(WRITTEN INSTRUCTION): Extract every line that includes the string "cube".

Data excerpts
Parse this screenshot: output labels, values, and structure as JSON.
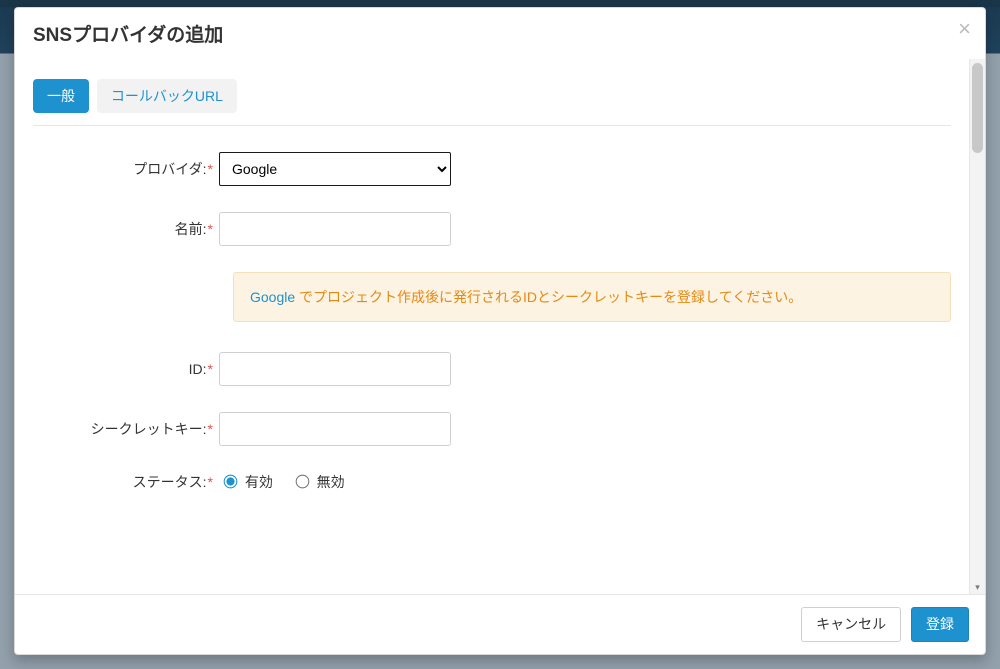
{
  "modal": {
    "title": "SNSプロバイダの追加"
  },
  "tabs": {
    "general": "一般",
    "callback": "コールバックURL"
  },
  "form": {
    "provider_label": "プロバイダ:",
    "provider_value": "Google",
    "name_label": "名前:",
    "name_value": "",
    "info_link_text": "Google",
    "info_body": " でプロジェクト作成後に発行されるIDとシークレットキーを登録してください。",
    "id_label": "ID:",
    "id_value": "",
    "secret_label": "シークレットキー:",
    "secret_value": "",
    "status_label": "ステータス:",
    "status_enabled_label": "有効",
    "status_disabled_label": "無効",
    "status_value": "enabled"
  },
  "footer": {
    "cancel": "キャンセル",
    "submit": "登録"
  },
  "required_marker": "*"
}
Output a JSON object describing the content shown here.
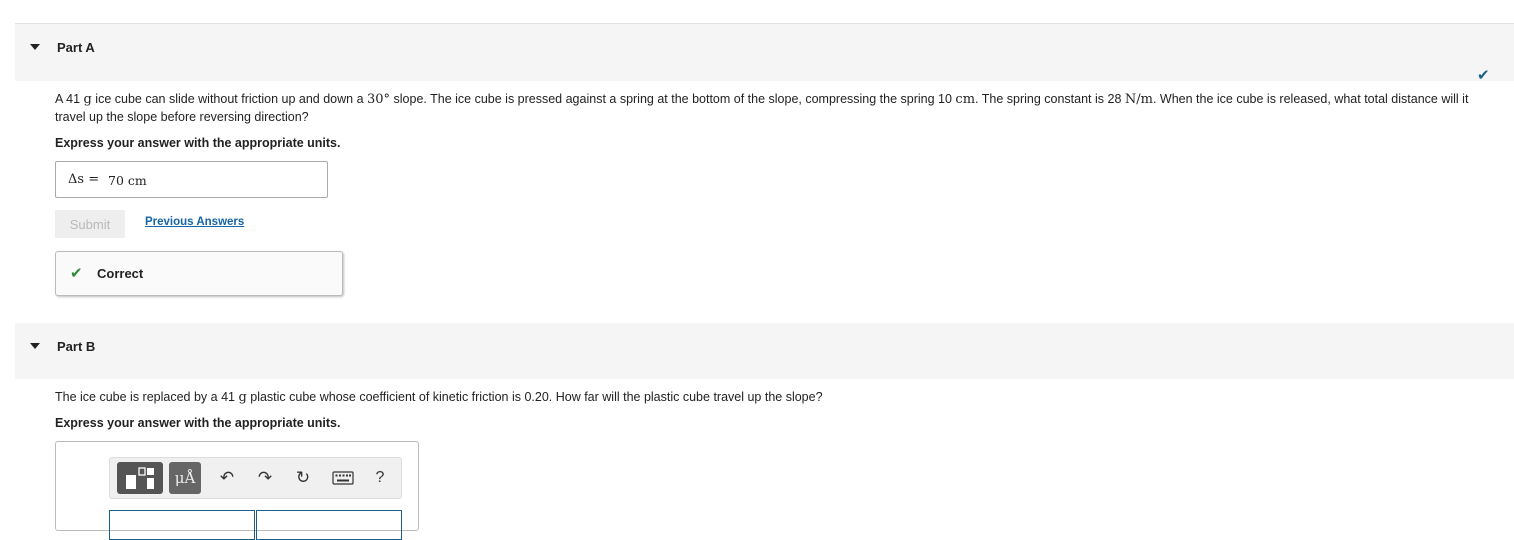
{
  "part_a": {
    "title": "Part A",
    "prompt_1": "A 41 ",
    "mass_unit": "g",
    "prompt_2": " ice cube can slide without friction up and down a ",
    "angle": "30°",
    "prompt_3": " slope. The ice cube is pressed against a spring at the bottom of the slope, compressing the spring 10 ",
    "compression_unit": "cm",
    "prompt_4": ". The spring constant is 28 ",
    "spring_unit": "N/m",
    "prompt_5": ". When the ice cube is released, what total distance will it travel up the slope before reversing direction?",
    "instruction": "Express your answer with the appropriate units.",
    "answer_variable": "Δs =",
    "answer_value": "70 cm",
    "submit_label": "Submit",
    "previous_answers_label": "Previous Answers",
    "feedback_label": "Correct"
  },
  "part_b": {
    "title": "Part B",
    "prompt_1": "The ice cube is replaced by a 41 ",
    "mass_unit": "g",
    "prompt_2": " plastic cube whose coefficient of kinetic friction is 0.20. How far will the plastic cube travel up the slope?",
    "instruction": "Express your answer with the appropriate units.",
    "toolbar": {
      "units_label": "μÅ",
      "undo_symbol": "↶",
      "redo_symbol": "↷",
      "reset_symbol": "↻",
      "help_label": "?"
    }
  },
  "colors": {
    "link": "#1565a8",
    "correct": "#2e8b3a",
    "header_bg": "#f5f5f5",
    "complete_check": "#1a5f8c"
  },
  "icons": [
    "collapse-caret-icon",
    "complete-check-icon",
    "correct-check-icon",
    "templates-icon",
    "units-icon",
    "undo-icon",
    "redo-icon",
    "reset-icon",
    "keyboard-icon",
    "help-icon"
  ]
}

(WRITTEN ANSWER):
    "prompt_2": " ice cube can slide without friction up and down a ",
    "prompt_3": " slope. The ice cube is pressed against a spring at the bottom of the slope, compressing the spring 10 ",
    "prompt_5": ". When the ice cube is released, what total distance will it travel up the slope before reversing direction?",
    "prompt_1": "The ice cube is replaced by a 41 ",
    "prompt_2": " plastic cube whose coefficient of kinetic friction is 0.20. How far will the plastic cube travel up the slope?",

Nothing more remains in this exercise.